Wednesday 19 February 2020

One Day in the Life of Noah Piugattuk - March 14th: 7 pm



One Day in the Life of Noah Piugattuk 
Director: Zacharias Kunuk 
CANADA, 2019
Inuktitut w/ English subtitles 112 minutes 
Principal Cast: Apayata Kotierk, Benjamin Kunuk, Kim Bodnia 
For decades, Zacharias Kunuk has been one of the most exciting, dynamic, and innovative filmmakers in Canada, and indeed the world. With Atanarjuat: The Fast Runner — a prize winner at Cannes and voted the best Canadian film of all time in a recent TIFF poll — Kunuk introduced a film language that combined myth, history, and folklore, an approach evi- dent in subsequent films like The Journals of Knud Rasmussen and Maliglutit (Searchers)

Extracted records |
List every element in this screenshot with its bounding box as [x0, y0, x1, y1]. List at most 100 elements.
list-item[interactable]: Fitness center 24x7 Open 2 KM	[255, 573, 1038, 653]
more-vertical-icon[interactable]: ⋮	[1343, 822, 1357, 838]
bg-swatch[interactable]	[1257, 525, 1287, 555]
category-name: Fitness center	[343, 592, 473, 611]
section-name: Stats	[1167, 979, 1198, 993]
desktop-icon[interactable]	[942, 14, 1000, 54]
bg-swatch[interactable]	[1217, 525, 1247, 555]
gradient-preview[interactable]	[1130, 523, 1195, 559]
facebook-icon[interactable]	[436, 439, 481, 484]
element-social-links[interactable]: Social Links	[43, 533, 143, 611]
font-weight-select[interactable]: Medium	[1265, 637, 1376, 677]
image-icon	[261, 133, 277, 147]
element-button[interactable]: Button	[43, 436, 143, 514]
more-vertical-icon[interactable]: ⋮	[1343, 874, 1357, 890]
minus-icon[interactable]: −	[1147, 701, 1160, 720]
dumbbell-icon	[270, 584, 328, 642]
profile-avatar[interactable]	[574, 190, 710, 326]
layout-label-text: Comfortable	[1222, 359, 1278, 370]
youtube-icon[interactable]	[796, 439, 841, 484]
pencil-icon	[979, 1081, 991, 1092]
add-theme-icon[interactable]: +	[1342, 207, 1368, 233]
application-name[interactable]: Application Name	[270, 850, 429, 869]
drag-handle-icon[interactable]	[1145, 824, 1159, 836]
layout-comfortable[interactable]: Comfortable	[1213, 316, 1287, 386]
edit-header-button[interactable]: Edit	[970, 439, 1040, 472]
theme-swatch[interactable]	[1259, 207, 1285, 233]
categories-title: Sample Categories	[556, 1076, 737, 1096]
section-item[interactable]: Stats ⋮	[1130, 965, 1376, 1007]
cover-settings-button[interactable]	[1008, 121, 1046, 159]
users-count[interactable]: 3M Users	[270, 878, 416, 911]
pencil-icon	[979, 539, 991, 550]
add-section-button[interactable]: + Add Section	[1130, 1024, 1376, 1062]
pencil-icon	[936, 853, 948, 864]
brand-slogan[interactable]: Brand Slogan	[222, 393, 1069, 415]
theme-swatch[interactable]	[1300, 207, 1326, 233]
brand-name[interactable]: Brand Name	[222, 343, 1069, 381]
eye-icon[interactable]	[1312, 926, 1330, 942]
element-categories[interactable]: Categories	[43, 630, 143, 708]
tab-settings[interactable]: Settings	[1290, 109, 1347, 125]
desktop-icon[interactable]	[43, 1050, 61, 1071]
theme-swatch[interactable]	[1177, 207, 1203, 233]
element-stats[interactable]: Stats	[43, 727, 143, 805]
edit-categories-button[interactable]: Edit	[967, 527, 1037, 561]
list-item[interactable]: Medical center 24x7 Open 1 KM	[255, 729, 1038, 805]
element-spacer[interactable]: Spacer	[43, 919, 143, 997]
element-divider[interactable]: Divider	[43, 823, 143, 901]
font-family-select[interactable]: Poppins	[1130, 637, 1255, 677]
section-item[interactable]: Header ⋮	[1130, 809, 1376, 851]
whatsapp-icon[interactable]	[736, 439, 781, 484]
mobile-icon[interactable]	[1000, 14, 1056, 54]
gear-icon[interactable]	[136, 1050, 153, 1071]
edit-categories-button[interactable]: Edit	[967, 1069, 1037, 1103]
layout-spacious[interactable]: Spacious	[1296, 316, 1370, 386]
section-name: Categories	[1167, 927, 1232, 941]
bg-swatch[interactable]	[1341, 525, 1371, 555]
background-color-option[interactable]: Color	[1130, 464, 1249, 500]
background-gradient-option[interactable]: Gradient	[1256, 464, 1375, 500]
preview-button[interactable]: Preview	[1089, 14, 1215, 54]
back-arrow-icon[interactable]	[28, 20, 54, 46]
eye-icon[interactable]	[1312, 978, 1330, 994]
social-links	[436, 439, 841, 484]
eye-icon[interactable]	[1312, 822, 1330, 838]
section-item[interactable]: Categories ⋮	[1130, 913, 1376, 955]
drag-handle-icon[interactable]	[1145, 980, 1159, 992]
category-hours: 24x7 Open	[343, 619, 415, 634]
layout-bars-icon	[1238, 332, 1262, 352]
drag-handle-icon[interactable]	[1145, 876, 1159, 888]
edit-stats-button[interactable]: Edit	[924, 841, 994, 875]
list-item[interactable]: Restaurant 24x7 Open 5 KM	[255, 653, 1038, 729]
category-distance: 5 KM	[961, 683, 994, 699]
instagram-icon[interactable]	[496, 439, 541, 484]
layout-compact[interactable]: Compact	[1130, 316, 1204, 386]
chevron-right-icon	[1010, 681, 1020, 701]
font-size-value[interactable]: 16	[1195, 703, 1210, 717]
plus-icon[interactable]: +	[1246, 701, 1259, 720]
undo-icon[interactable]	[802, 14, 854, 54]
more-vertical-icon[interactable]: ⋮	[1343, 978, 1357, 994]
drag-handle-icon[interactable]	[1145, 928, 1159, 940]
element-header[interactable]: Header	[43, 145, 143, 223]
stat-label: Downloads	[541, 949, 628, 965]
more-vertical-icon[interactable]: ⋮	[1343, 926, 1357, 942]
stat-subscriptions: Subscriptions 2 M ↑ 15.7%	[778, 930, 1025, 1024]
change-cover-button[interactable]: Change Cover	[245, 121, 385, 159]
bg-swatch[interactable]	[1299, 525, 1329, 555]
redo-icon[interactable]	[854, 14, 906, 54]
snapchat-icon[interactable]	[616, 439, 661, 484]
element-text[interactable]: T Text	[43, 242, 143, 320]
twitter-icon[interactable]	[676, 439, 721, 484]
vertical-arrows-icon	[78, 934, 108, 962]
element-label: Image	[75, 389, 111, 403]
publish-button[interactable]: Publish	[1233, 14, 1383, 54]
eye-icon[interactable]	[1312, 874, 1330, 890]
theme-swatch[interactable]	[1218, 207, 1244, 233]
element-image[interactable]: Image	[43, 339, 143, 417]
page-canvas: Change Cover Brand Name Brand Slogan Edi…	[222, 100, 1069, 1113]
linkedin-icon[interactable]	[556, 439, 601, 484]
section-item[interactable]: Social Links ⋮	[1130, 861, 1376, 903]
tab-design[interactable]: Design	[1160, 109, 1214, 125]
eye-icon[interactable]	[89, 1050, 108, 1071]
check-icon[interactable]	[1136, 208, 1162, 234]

Challenges |
**A)** Check the following statements against the film listing for One Day in the Life of Noah Piugattuk. For each one, answer yes or no and quote the words from the listing that decide it.
(i) The film runs 112 minutes.
(ii) The film is in French with English subtitles.
(iii) Atanarjuat: The Fast Runner won a prize at Cannes.
**B)** According to the film listing for One Day in the Life of Noah Piugattuk, when is the screening?
**C)** Write the next few sentences of the film listing for One Day in the Life of Noah Piugattuk, picking up after its last sentence.
The rows come from a separate source and are unrelated to the film listing.

Answers |
**A)**
(i) Yes: "112 minutes"
(ii) No: "Inuktitut w/ English subtitles"
(iii) Yes: "a prize winner at Cannes"

**B)** March 14th at 7 pm.

**C)**
His latest, One Day in the Life of Noah Piugattuk, hinges on a pivotal 1961 encounter on spring sea ice between the title character (Apayata Kotierk, Atanarjuat: The Fast Runner, The Journals of Knud Rasmussen) and other community leaders and a government emissary (Kim Bodnia, television’s Killing Eve), who has come to ask them to relocate their families to permanent settlements and send their children to school. Kunuk employs approaches he used in the previous films, but there are also elements of cultural comedy in the contrast between pragmatic Inuit and the odd, incomprehensible expectations of the government agent.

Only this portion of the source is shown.